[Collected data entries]
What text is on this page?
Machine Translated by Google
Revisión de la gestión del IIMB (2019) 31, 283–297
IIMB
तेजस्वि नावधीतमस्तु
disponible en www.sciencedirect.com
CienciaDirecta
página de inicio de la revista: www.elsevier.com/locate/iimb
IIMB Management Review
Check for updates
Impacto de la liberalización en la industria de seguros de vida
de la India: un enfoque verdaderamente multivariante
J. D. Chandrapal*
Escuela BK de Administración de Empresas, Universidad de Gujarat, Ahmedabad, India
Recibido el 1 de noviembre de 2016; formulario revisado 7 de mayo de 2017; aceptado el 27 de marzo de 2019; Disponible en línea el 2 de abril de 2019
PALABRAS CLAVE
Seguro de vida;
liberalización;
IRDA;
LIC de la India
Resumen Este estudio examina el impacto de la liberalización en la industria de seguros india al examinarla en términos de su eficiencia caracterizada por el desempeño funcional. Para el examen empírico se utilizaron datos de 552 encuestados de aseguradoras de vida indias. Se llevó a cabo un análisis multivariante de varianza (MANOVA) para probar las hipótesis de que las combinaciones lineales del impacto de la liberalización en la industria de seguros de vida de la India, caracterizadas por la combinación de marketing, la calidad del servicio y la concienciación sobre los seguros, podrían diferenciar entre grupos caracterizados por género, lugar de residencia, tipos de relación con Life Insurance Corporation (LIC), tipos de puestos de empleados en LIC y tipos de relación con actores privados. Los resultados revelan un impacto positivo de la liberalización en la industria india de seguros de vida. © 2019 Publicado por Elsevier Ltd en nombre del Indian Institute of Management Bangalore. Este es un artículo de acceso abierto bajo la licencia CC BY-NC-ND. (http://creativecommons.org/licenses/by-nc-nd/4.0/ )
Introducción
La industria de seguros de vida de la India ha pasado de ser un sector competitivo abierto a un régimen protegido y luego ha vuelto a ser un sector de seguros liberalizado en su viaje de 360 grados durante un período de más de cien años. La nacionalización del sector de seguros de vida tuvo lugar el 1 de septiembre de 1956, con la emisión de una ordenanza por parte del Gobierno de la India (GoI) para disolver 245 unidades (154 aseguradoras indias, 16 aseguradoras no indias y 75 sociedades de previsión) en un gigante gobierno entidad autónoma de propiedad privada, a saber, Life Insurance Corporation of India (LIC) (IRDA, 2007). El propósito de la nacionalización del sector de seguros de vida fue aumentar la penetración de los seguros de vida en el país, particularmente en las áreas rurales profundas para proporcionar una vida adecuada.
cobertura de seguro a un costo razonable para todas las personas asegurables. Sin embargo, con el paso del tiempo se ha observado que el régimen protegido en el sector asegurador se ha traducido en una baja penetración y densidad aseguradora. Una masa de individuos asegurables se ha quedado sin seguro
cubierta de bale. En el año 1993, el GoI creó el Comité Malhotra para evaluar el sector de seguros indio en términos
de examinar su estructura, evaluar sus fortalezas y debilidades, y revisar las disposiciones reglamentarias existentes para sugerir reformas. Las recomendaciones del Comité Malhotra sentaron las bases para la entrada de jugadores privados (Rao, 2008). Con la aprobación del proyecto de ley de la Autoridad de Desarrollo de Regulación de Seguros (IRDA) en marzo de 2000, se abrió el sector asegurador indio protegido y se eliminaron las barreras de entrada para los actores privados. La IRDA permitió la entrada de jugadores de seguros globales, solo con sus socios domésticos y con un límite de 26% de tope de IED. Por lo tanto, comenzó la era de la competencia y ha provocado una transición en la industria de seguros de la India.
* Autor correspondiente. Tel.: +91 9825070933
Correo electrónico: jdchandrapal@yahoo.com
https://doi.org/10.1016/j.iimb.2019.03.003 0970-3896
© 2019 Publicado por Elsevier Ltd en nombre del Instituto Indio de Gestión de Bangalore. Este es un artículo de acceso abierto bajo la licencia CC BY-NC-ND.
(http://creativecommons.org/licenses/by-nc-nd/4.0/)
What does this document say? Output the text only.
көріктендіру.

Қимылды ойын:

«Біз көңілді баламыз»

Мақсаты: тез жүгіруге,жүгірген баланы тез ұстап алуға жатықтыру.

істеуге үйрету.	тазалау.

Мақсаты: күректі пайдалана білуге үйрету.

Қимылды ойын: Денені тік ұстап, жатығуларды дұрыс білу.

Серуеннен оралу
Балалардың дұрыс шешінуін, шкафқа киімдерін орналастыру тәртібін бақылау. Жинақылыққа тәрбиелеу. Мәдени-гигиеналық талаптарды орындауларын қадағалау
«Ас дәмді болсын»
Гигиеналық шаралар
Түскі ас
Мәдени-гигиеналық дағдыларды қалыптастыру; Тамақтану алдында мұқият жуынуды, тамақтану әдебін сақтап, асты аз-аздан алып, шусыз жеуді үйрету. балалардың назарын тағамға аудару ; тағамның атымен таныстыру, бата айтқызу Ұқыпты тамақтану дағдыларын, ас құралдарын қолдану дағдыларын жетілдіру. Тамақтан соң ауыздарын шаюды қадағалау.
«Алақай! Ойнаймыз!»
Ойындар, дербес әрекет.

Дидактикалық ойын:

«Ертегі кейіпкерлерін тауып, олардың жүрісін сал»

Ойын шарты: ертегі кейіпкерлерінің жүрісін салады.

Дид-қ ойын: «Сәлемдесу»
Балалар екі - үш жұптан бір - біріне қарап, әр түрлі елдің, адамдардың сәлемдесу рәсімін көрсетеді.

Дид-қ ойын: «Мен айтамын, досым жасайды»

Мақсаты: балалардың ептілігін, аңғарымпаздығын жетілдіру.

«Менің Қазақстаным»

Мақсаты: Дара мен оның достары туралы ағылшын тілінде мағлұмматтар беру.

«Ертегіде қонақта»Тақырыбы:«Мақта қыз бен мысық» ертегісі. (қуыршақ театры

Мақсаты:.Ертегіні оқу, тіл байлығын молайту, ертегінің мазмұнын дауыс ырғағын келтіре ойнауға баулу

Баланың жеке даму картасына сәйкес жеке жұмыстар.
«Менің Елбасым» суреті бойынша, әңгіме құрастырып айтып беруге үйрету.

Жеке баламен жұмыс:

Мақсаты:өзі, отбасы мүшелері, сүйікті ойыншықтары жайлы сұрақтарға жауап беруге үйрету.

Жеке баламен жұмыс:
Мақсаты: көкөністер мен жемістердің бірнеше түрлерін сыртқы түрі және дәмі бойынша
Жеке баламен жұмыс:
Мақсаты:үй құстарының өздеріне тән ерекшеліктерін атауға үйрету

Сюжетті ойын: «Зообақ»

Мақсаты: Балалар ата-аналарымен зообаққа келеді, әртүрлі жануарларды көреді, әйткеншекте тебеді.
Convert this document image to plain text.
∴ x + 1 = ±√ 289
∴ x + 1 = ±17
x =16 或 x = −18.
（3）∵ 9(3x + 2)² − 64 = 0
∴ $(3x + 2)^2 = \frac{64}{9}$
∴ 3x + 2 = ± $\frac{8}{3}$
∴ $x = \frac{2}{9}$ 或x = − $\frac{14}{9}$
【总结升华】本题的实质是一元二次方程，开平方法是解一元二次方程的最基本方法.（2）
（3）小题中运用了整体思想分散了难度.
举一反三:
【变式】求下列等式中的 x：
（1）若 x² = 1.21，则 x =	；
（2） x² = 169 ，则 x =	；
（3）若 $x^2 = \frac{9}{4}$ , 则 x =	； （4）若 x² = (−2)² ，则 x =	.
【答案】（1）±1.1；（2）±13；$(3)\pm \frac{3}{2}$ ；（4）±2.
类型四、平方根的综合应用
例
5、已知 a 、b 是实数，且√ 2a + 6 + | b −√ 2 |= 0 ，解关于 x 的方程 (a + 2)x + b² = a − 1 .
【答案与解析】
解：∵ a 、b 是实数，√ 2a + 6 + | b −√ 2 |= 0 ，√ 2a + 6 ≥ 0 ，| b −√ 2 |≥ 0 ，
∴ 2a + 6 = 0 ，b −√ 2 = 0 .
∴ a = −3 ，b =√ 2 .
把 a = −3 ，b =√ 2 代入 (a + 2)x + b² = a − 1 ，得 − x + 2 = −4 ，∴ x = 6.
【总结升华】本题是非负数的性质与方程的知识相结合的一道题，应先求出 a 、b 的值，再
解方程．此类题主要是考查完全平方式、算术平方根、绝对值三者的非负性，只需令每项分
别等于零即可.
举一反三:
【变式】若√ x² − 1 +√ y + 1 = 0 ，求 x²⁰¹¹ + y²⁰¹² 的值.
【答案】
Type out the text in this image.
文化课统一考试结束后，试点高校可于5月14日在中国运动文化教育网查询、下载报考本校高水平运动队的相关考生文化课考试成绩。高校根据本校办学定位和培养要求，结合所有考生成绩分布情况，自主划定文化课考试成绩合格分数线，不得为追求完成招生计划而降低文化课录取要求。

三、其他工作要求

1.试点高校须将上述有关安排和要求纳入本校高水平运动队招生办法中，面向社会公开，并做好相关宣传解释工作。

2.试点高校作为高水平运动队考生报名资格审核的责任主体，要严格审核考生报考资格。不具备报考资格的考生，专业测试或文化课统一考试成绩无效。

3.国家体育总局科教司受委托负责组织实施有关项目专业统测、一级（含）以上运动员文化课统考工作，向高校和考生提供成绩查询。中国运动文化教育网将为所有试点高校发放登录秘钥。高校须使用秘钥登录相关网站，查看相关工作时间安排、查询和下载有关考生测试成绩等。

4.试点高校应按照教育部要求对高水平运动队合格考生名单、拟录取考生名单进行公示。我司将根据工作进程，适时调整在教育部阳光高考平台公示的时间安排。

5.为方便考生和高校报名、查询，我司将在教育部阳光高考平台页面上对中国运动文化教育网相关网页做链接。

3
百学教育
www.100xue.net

Work required
Only the lines from the one containing "Type out the text in this image." to the end of the data should be printed, exactly as they stand.

Answer to this problem
Type out the text in this image.
文化课统一考试结束后，试点高校可于5月14日在中国运动文化教育网查询、下载报考本校高水平运动队的相关考生文化课考试成绩。高校根据本校办学定位和培养要求，结合所有考生成绩分布情况，自主划定文化课考试成绩合格分数线，不得为追求完成招生计划而降低文化课录取要求。

三、其他工作要求

1.试点高校须将上述有关安排和要求纳入本校高水平运动队招生办法中，面向社会公开，并做好相关宣传解释工作。

2.试点高校作为高水平运动队考生报名资格审核的责任主体，要严格审核考生报考资格。不具备报考资格的考生，专业测试或文化课统一考试成绩无效。

3.国家体育总局科教司受委托负责组织实施有关项目专业统测、一级（含）以上运动员文化课统考工作，向高校和考生提供成绩查询。中国运动文化教育网将为所有试点高校发放登录秘钥。高校须使用秘钥登录相关网站，查看相关工作时间安排、查询和下载有关考生测试成绩等。

4.试点高校应按照教育部要求对高水平运动队合格考生名单、拟录取考生名单进行公示。我司将根据工作进程，适时调整在教育部阳光高考平台公示的时间安排。

5.为方便考生和高校报名、查询，我司将在教育部阳光高考平台页面上对中国运动文化教育网相关网页做链接。

3
百学教育
www.100xue.net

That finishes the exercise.